**Provided passage**
= Beginning of Section =

NotYoda Sat 18-Jun-16 17:17:00

I am sorry, but I guess you might have considered this: is it possible he is having an affair?

The other possibility is depression - getting him to acknowledge it might be the hardest part if it is that. Google symptoms in men

However, the fact he is blaming you makes me think affair first - or withdrawal in preparation for an affair

SandyY2K Sat 18-Jun-16 17:31:36

Why don't you look for a counsellor and make an appointment. Men are generally not proactive.

Did he explain how he felt unsupported?

You have 3 young kids and that's really tough going. Does he understand that? Do you get alone time with him at all?

I know with a baby and two others it's very difficult. Children put a great strain on marriages and it's easy to loose what you had between you and focus on the DCs.

Try and talk to him when he is back next and tell him you feel he's distant from you and want the two of you to work through this.

You also need to express any things you'd like to be better within the marriage, without blaming it on him.

So rather than say "you don't talk to me" - you say "I'd like us to talk more and be open with each other"

I hate to throw this in - but distance also happens when one's attention is with someone else.

Obsidian77 Sat 18-Jun-16 17:39:33

I think NotYoda could be right. Sounds like he is laying the groundwork for an announcement that he has found someone (likely at work) who does understand and support him. If you have 3 young kids and you're working hard to "improve" yourself and he's making no effort and won't even go to counselling it doesn't sound as though he's particularly invested in making your marriage work. It's not just your job. If he won't go to counselling then go by yourself, you could benefit from professional support to address this.

lovemyway Sat 18-Jun-16 17:40:29

sparksthefirst Can I just say what a lovely, supportive you made. I have read so much nastiness on threads lately and yours really made me think that that is what MN should be about. A genuine worry or concern and a thoughtful answer.

lovemyway Sat 18-Jun-16 17:41:48

*comment you made

LumpySpacedPrincess Sat 18-Jun-16 17:47:31

What was he like before?

Is he kind, does he share with you, is he financially supportive?

Tummyclutter Sat 18-Jun-16 17:50:50

Do you still have enjoy each other's company sometimes, or is it a constant struggle?

amarmai Sat 18-Jun-16 18:01:24

Yy to seeing a counsellor and a lawyer too. Scouts' motto--Be prepared-- especially as you have a new baby and another 2 dcc.

= End of Section =

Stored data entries
= Beginning of Section =

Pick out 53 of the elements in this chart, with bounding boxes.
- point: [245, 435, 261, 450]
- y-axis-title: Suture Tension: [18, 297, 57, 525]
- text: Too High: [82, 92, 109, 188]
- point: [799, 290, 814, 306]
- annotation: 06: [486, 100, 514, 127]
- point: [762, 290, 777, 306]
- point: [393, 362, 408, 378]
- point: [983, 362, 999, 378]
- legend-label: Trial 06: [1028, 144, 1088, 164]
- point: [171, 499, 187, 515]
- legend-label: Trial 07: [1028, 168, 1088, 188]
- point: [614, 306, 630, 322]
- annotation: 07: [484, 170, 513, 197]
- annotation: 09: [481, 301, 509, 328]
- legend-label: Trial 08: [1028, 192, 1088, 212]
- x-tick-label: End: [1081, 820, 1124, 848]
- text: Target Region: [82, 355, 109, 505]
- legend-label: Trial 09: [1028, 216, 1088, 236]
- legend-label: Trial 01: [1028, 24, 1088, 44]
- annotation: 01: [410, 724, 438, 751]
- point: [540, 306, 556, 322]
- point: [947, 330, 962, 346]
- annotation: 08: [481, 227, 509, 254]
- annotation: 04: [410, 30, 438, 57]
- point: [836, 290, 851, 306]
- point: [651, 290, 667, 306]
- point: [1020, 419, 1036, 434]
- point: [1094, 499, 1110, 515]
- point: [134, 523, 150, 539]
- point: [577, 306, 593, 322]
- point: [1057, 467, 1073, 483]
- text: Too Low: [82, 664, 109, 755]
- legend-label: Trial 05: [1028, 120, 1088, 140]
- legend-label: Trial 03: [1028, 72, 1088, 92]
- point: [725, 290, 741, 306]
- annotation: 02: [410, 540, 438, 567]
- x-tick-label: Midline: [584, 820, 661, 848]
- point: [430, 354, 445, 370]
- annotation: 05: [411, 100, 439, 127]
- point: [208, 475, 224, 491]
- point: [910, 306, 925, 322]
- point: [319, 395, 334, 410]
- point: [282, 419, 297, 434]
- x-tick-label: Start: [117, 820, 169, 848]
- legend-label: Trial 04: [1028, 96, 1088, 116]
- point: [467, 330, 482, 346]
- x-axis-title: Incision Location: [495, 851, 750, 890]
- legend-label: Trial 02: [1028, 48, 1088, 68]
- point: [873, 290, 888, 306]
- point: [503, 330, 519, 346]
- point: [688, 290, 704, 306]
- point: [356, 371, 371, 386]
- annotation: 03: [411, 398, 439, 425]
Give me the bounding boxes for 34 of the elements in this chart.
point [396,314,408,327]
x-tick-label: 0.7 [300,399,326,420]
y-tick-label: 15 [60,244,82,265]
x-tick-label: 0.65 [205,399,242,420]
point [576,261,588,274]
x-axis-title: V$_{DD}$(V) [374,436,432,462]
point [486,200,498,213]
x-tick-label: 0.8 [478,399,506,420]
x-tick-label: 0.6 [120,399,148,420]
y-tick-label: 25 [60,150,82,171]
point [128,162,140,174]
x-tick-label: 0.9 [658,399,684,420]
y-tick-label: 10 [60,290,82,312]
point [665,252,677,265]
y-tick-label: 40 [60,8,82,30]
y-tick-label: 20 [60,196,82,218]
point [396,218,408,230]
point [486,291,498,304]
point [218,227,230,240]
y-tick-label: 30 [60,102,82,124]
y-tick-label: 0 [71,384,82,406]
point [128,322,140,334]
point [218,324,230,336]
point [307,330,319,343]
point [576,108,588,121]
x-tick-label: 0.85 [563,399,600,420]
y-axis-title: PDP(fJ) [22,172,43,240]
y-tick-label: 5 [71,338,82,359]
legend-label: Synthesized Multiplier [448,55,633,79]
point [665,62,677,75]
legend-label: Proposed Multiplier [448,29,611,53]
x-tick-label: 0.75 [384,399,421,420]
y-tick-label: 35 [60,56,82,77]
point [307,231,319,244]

= End of Section =

**Requirement A**
In the forum thread about the distant husband, which poster does Obsidian77 say could be right?
**Requirement B**
Continue the forum thread about the distant husband from its last post.

**Exercise response A**
NotYoda

**Exercise response B**
daisychain01 Sat 18-Jun-16 18:02:02

Firstly, try if possible not to take on all the blame for this, it does take two in a marriage and it seems you have been self aware enough to change a few things.

How about carving out some time where you can ask friends or family to take care of your DC and have.a proper heart to heart.

Sometimes stress does awful things, the walls close in etc.

FurryLittleTwerp Sat 18-Jun-16 18:05:21

I think he's having an affair - sorry sad

Fomalhaut Sat 18-Jun-16 18:08:00

You're working to improve yourself? That sounds a little worrying - on whose instigation?

How was the relationship before? Respectful? Equal? Do you have full access to shared finances for example?

Petal40 Sat 18-Jun-16 18:10:38

I've been my experience it's an affair...sorry x

LovesPeace Sat 18-Jun-16 18:19:00

I'm so sorry, but I think he's found someone else, and by finding fault with you, is justifying cheating.

I hope I'm wrong.

Tummyclutter Sat 18-Jun-16 18:22:11

There's nothing wrong with working to improve yourself.
It's called emotional intelligence.

Fomalhaut Sat 18-Jun-16 18:42:54

tummy if it's what you want then yes.
If it's foisted on you as a long list of your faults you must fix then no. Too often on here it's the latter - wife told she's nagging, or fat, or frigid etc etc. If it's something you want to do for yourself, then it's fine.

RiceCrispieTreats Sat 18-Jun-16 18:46:32

I can't see anything in your post that shows that something is wrong with your husband. Detached and uncaring, sure. But that's a choice on his part, not a disability.

Do you want to stay married to a detached and uncaring man?

Tummyclutter Sat 18-Jun-16 18:54:58

[Formalhaut] OP didn't say her DH told her to change, she has decided to make her own changes, so unless she says otherwise I stick with what I said.